* start *
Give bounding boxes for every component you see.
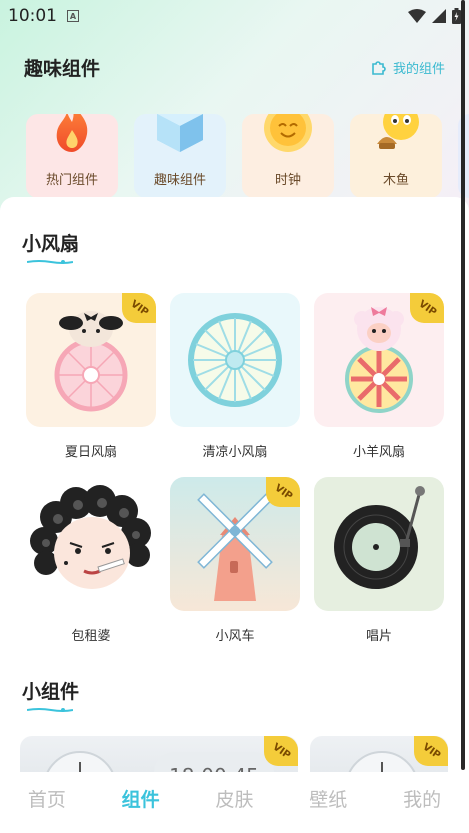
tab-skins[interactable]: 皮肤 bbox=[194, 785, 274, 812]
category-label: 热门组件 bbox=[45, 173, 98, 188]
tab-wallpaper[interactable]: 壁纸 bbox=[288, 785, 368, 812]
status-time: 10:01 bbox=[8, 6, 57, 26]
card-thumbnail: VIP bbox=[314, 293, 444, 427]
card-thumbnail bbox=[26, 477, 156, 611]
cube-icon bbox=[157, 114, 203, 152]
category-label: 时钟 bbox=[274, 173, 301, 188]
category-label: 木鱼 bbox=[382, 173, 409, 188]
signal-icon bbox=[432, 9, 446, 23]
fan-card-windmill[interactable]: VIP 小风车 bbox=[170, 477, 300, 644]
status-icons bbox=[408, 8, 461, 24]
blue-fan-icon bbox=[188, 313, 282, 407]
category-fun[interactable]: 趣味组件 bbox=[134, 114, 226, 198]
vip-badge: VIP bbox=[410, 293, 444, 323]
my-widgets-button[interactable]: 我的组件 bbox=[370, 58, 445, 77]
category-clock[interactable]: 时钟 bbox=[242, 114, 334, 198]
flame-icon bbox=[56, 114, 88, 152]
scrollbar[interactable] bbox=[461, 0, 465, 770]
section-title-fans: 小风扇 bbox=[22, 233, 80, 255]
category-row: 热门组件 趣味组件 时钟 木鱼 bbox=[26, 114, 469, 204]
vip-badge: VIP bbox=[266, 477, 300, 507]
category-woodfish[interactable]: 木鱼 bbox=[350, 114, 442, 198]
fan-card-cool[interactable]: 清凉小风扇 bbox=[170, 293, 300, 460]
card-label: 小羊风扇 bbox=[352, 445, 405, 460]
battery-icon bbox=[452, 8, 461, 24]
card-label: 小风车 bbox=[215, 629, 255, 644]
card-label: 唱片 bbox=[365, 629, 392, 644]
clock-face-icon bbox=[46, 751, 114, 772]
fan-card-landlady[interactable]: 包租婆 bbox=[26, 477, 156, 644]
page-title: 趣味组件 bbox=[24, 57, 101, 80]
widget-clock-text: 18:00:45 bbox=[154, 752, 274, 772]
content-panel: 小风扇 VIP 夏日风扇 清凉小风扇 VIP 小羊风扇 包租婆 VIP 小风车 … bbox=[0, 197, 469, 772]
section-underline bbox=[27, 708, 73, 712]
tab-mine[interactable]: 我的 bbox=[382, 785, 462, 812]
scroll-content[interactable]: 趣味组件 我的组件 热门组件 趣味组件 时钟 木鱼 小风扇 VIP 夏日风扇 清… bbox=[0, 32, 469, 772]
card-thumbnail bbox=[314, 477, 444, 611]
notification-icon: A bbox=[67, 10, 79, 22]
record-player-icon bbox=[334, 486, 425, 589]
card-thumbnail: VIP bbox=[170, 477, 300, 611]
widget-card-2[interactable]: VIP bbox=[310, 736, 448, 772]
card-label: 夏日风扇 bbox=[64, 445, 117, 460]
smiley-clock-icon bbox=[264, 114, 312, 152]
fan-card-sheep[interactable]: VIP 小羊风扇 bbox=[314, 293, 444, 460]
category-label: 趣味组件 bbox=[153, 173, 206, 188]
page-header: 趣味组件 我的组件 bbox=[24, 52, 445, 82]
fan-card-record[interactable]: 唱片 bbox=[314, 477, 444, 644]
my-widgets-label: 我的组件 bbox=[392, 61, 445, 77]
emoji-bell-icon bbox=[377, 114, 419, 149]
bottom-spacer bbox=[0, 824, 469, 833]
wifi-icon bbox=[408, 9, 426, 23]
card-thumbnail bbox=[170, 293, 300, 427]
widget-preview-row: 18:00:45 VIP VIP bbox=[20, 736, 450, 772]
vip-badge: VIP bbox=[264, 736, 298, 766]
fan-card-summer[interactable]: VIP 夏日风扇 bbox=[26, 293, 156, 460]
status-bar: 10:01 A bbox=[0, 0, 469, 32]
bottom-tab-bar: 首页 组件 皮肤 壁纸 我的 bbox=[0, 772, 469, 824]
widget-card-clock[interactable]: 18:00:45 VIP bbox=[20, 736, 298, 772]
section-title-widgets: 小组件 bbox=[22, 681, 80, 703]
tab-home[interactable]: 首页 bbox=[7, 785, 87, 812]
vip-badge: VIP bbox=[414, 736, 448, 766]
card-thumbnail: VIP bbox=[26, 293, 156, 427]
tab-widgets[interactable]: 组件 bbox=[101, 785, 181, 812]
vip-badge: VIP bbox=[122, 293, 156, 323]
section-underline bbox=[27, 260, 73, 264]
category-hot[interactable]: 热门组件 bbox=[26, 114, 118, 198]
card-label: 清凉小风扇 bbox=[202, 445, 268, 460]
landlady-icon bbox=[30, 485, 151, 589]
card-label: 包租婆 bbox=[71, 629, 111, 644]
puzzle-icon bbox=[372, 61, 386, 75]
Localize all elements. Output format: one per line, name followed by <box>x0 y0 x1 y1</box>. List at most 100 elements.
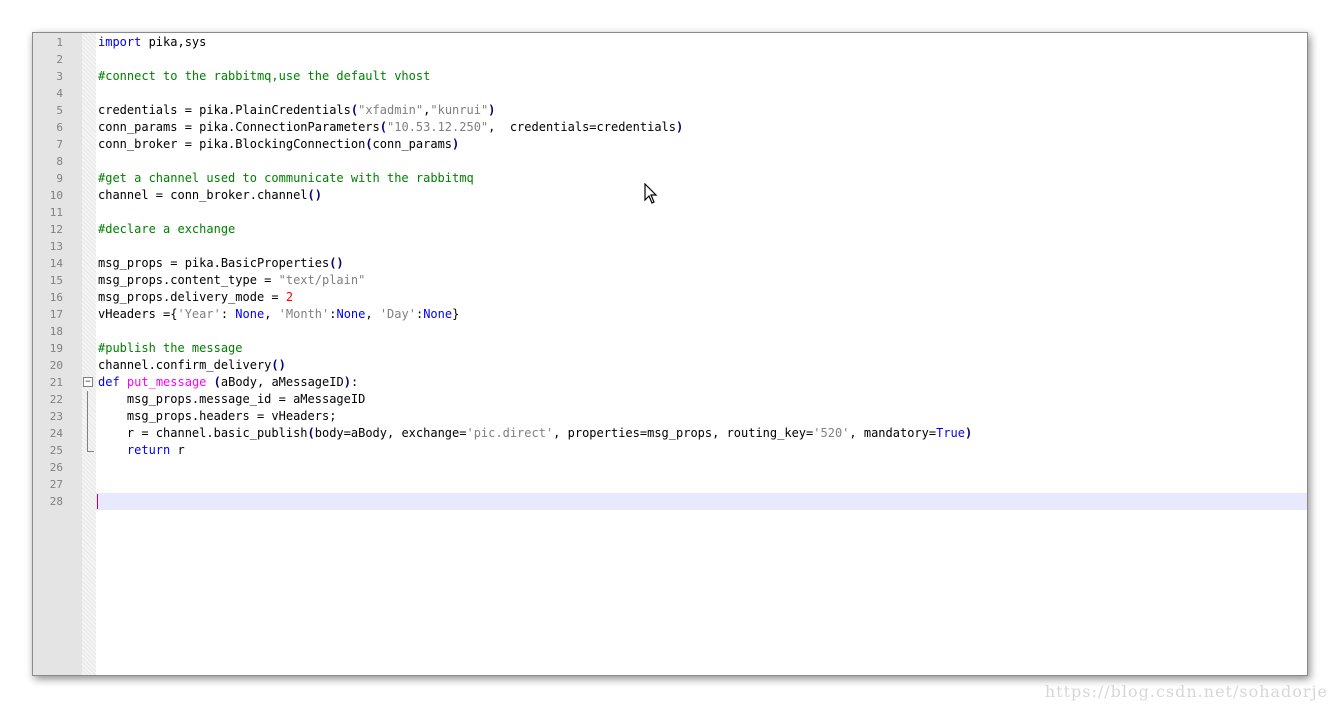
code-token: put_message <box>126 375 207 389</box>
code-line[interactable]: 22 msg_props.message_id = aMessageID <box>50 391 1307 408</box>
code-line[interactable]: 9 #get a channel used to communicate with… <box>56 170 1307 187</box>
code-token: 'Day' <box>379 307 416 321</box>
code-token: credentials = pika.PlainCredentials <box>98 103 351 117</box>
code-line[interactable]: 4 <box>56 85 1307 102</box>
code-line[interactable]: 8 <box>56 153 1307 170</box>
code-line[interactable]: 11 <box>50 204 1307 221</box>
line-number: 8 <box>56 155 63 168</box>
code-line[interactable]: 1 import pika,sys <box>56 34 1307 51</box>
code-token: } <box>452 307 460 321</box>
code-token: ( <box>307 426 315 440</box>
code-token: None <box>336 307 366 321</box>
line-number: 4 <box>56 87 63 100</box>
code-text: conn_params = pika.ConnectionParameters(… <box>98 119 683 136</box>
line-number: 14 <box>49 257 63 270</box>
code-token: msg_props = pika.BasicProperties <box>98 256 330 270</box>
code-token: ( <box>365 137 373 151</box>
code-token: #declare a exchange <box>98 222 236 236</box>
line-number: 28 <box>49 495 63 508</box>
code-text: channel.confirm_delivery() <box>98 357 286 374</box>
line-number: 26 <box>49 461 63 474</box>
code-line[interactable]: 26 <box>50 459 1307 476</box>
code-token: r <box>170 443 185 457</box>
code-text: vHeaders ={'Year': None, 'Month':None, '… <box>98 306 459 323</box>
code-token: conn_broker = pika.BlockingConnection <box>98 137 366 151</box>
code-text: r = channel.basic_publish(body=aBody, ex… <box>98 425 972 442</box>
code-text: msg_props.content_type = "text/plain" <box>98 272 365 289</box>
code-line[interactable]: 7 conn_broker = pika.BlockingConnection(c… <box>56 136 1307 153</box>
watermark: https://blog.csdn.net/sohadorje <box>1044 682 1328 701</box>
code-token: ) <box>676 120 684 134</box>
code-line[interactable]: 2 <box>56 51 1307 68</box>
code-token: None <box>235 307 265 321</box>
code-token: channel.confirm_delivery <box>98 358 272 372</box>
code-text: #declare a exchange <box>98 221 235 238</box>
code-token: "kunrui" <box>430 103 489 117</box>
code-token: msg_props.delivery_mode = <box>98 290 286 304</box>
code-token: import <box>98 35 142 49</box>
code-token: ) <box>343 375 351 389</box>
code-text: return r <box>98 442 185 459</box>
code-line[interactable]: 14 msg_props = pika.BasicProperties() <box>50 255 1307 272</box>
code-token: ) <box>452 137 460 151</box>
line-number: 23 <box>49 410 63 423</box>
line-number: 7 <box>56 138 63 151</box>
code-token: () <box>271 358 286 372</box>
line-number: 5 <box>56 104 63 117</box>
code-text: credentials = pika.PlainCredentials("xfa… <box>98 102 495 119</box>
fold-guide <box>87 391 88 408</box>
code-line[interactable]: 3 #connect to the rabbitmq,use the defaul… <box>56 68 1307 85</box>
code-text: msg_props.delivery_mode = 2 <box>98 289 293 306</box>
line-number: 9 <box>56 172 63 185</box>
fold-guide-end <box>87 442 94 452</box>
code-text: #publish the message <box>98 340 243 357</box>
minus-box-icon[interactable]: − <box>83 377 93 387</box>
code-line[interactable]: 10 channel = conn_broker.channel() <box>50 187 1307 204</box>
code-line[interactable]: 21 − def put_message (aBody, aMessageID): <box>50 374 1307 391</box>
code-line[interactable]: 16 msg_props.delivery_mode = 2 <box>50 289 1307 306</box>
code-token: , properties=msg_props, routing_key= <box>553 426 814 440</box>
code-token: return <box>126 443 171 457</box>
code-line[interactable]: 6 conn_params = pika.ConnectionParameters… <box>56 119 1307 136</box>
code-token: "text/plain" <box>278 273 366 287</box>
line-number: 27 <box>49 478 63 491</box>
code-token: , credentials=credentials <box>488 120 676 134</box>
code-line[interactable]: 15 msg_props.content_type = "text/plain" <box>50 272 1307 289</box>
code-token: ( <box>379 120 387 134</box>
line-number: 6 <box>56 121 63 134</box>
code-token: () <box>329 256 344 270</box>
code-text: import pika,sys <box>98 34 206 51</box>
code-token: def <box>98 375 120 389</box>
code-line[interactable]: 28 <box>50 493 1307 510</box>
code-area[interactable]: 1 import pika,sys 2 3 #connect to the rabbit… <box>50 34 1307 675</box>
code-token: , mandatory= <box>849 426 937 440</box>
code-token: body=aBody, exchange= <box>314 426 467 440</box>
code-line[interactable]: 20 channel.confirm_delivery() <box>50 357 1307 374</box>
code-token: , <box>365 307 380 321</box>
code-line[interactable]: 24 r = channel.basic_publish(body=aBody,… <box>50 425 1307 442</box>
code-line[interactable]: 19 #publish the message <box>50 340 1307 357</box>
line-number: 19 <box>49 342 63 355</box>
code-token: : <box>350 375 359 389</box>
code-line[interactable]: 17 vHeaders ={'Year': None, 'Month':None,… <box>50 306 1307 323</box>
line-number: 10 <box>49 189 63 202</box>
code-token: : <box>220 307 236 321</box>
code-line[interactable]: 25 return r <box>50 442 1307 459</box>
code-line[interactable]: 18 <box>50 323 1307 340</box>
code-line[interactable]: 13 <box>50 238 1307 255</box>
code-line[interactable]: 5 credentials = pika.PlainCredentials("xf… <box>56 102 1307 119</box>
fold-guide <box>87 425 88 442</box>
code-token: "xfadmin" <box>358 103 424 117</box>
code-token: #get a channel used to communicate with … <box>98 171 474 185</box>
line-number: 21 <box>49 376 63 389</box>
code-line[interactable]: 23 msg_props.headers = vHeaders; <box>50 408 1307 425</box>
fold-guide <box>87 408 88 425</box>
code-line[interactable]: 12 #declare a exchange <box>50 221 1307 238</box>
line-number: 11 <box>49 206 63 219</box>
code-text: #connect to the rabbitmq,use the default… <box>98 68 430 85</box>
line-number: 2 <box>56 53 63 66</box>
code-line[interactable]: 27 <box>50 476 1307 493</box>
code-token: , <box>264 307 279 321</box>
* end *
» **Written task**
Can you quote, verbatim, the data between the lines holding "code-token: put_message <box>126" and "line-number: 8 <box>56 155 63 168</box>", inclusive?

» **Result of the task**
code-token: put_message <box>126 375 207 389</box>
code-line[interactable]: 22 msg_props.message_id = aMessageID <box>50 391 1307 408</box>
code-line[interactable]: 9 #get a channel used to communicate with… <box>56 170 1307 187</box>
code-token: 'Day' <box>379 307 416 321</box>
code-token: credentials = pika.PlainCredentials <box>98 103 351 117</box>
code-line[interactable]: 4 <box>56 85 1307 102</box>
code-line[interactable]: 8 <box>56 153 1307 170</box>
code-line[interactable]: 11 <box>50 204 1307 221</box>
line-number: 8 <box>56 155 63 168</box>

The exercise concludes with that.